Task details:
Rewrite the lines from the first one through the line containing "field-patch bbox=[1548, 73, 1610, 92]", replacing every "border-line" with "boundary-line" and leaving the rest untouched.

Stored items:
════════════════════
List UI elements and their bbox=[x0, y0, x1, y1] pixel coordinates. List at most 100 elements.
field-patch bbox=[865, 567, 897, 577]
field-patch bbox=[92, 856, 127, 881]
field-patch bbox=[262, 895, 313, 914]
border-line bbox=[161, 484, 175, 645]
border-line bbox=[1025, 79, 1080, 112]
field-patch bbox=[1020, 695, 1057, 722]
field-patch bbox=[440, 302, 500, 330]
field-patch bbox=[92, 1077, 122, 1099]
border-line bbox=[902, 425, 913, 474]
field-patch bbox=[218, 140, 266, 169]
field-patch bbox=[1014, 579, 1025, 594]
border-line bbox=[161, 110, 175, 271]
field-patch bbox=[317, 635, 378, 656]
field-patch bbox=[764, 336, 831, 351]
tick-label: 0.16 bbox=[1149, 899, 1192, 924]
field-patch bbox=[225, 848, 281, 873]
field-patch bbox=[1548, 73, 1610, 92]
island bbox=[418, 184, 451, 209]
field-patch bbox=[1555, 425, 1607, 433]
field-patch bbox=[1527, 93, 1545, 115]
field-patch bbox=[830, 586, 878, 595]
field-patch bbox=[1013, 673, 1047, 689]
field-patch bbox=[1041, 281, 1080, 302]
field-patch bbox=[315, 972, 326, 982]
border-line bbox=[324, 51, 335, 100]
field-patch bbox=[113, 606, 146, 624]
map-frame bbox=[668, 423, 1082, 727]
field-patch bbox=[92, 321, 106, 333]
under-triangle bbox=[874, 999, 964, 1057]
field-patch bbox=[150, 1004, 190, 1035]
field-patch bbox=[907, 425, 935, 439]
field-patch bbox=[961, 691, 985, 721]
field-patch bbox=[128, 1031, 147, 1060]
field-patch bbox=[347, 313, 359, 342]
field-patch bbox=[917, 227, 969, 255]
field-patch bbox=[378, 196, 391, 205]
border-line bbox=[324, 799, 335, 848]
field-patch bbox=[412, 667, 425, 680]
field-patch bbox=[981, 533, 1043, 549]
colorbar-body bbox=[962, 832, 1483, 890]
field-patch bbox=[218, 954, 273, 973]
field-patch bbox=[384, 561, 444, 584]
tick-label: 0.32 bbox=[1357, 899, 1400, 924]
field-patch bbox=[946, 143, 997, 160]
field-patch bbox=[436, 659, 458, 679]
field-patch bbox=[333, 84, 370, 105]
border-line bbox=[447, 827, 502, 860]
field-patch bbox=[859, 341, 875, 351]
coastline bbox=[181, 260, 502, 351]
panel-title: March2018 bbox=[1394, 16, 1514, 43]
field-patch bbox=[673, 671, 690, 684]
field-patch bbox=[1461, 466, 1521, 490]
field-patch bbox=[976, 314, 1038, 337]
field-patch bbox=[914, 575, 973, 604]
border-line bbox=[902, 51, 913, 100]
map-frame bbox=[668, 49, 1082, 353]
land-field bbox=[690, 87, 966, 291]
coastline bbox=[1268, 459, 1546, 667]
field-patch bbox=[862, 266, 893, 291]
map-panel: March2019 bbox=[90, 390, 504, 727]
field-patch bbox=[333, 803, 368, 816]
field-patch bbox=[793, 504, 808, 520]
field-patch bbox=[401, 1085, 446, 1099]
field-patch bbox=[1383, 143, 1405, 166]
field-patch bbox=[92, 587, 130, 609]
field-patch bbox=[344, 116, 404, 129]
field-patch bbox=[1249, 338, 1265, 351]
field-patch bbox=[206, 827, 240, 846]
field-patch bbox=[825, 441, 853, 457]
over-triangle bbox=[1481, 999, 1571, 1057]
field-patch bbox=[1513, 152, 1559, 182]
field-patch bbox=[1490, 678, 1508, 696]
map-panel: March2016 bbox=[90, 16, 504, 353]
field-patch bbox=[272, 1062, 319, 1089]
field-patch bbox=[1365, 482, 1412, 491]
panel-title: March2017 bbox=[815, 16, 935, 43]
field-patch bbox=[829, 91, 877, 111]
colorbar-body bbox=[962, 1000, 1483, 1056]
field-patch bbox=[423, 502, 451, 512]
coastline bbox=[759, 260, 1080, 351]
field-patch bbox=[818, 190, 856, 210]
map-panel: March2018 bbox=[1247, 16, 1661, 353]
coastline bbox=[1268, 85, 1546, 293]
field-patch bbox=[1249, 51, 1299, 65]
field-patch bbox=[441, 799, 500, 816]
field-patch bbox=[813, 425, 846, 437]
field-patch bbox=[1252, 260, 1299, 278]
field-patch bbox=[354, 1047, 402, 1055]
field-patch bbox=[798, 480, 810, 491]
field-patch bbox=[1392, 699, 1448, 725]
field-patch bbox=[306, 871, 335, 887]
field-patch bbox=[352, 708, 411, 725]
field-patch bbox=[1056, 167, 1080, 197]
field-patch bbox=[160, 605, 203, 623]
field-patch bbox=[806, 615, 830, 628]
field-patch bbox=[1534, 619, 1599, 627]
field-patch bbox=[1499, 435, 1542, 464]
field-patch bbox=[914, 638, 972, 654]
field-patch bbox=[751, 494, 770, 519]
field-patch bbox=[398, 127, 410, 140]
════════════════════
Solution:
List UI elements and their bbox=[x0, y0, x1, y1] pixel coordinates. List at most 100 elements.
field-patch bbox=[865, 567, 897, 577]
field-patch bbox=[92, 856, 127, 881]
field-patch bbox=[262, 895, 313, 914]
boundary-line bbox=[161, 484, 175, 645]
boundary-line bbox=[1025, 79, 1080, 112]
field-patch bbox=[1020, 695, 1057, 722]
field-patch bbox=[440, 302, 500, 330]
field-patch bbox=[92, 1077, 122, 1099]
boundary-line bbox=[902, 425, 913, 474]
field-patch bbox=[218, 140, 266, 169]
field-patch bbox=[1014, 579, 1025, 594]
boundary-line bbox=[161, 110, 175, 271]
field-patch bbox=[317, 635, 378, 656]
field-patch bbox=[764, 336, 831, 351]
tick-label: 0.16 bbox=[1149, 899, 1192, 924]
field-patch bbox=[225, 848, 281, 873]
field-patch bbox=[1548, 73, 1610, 92]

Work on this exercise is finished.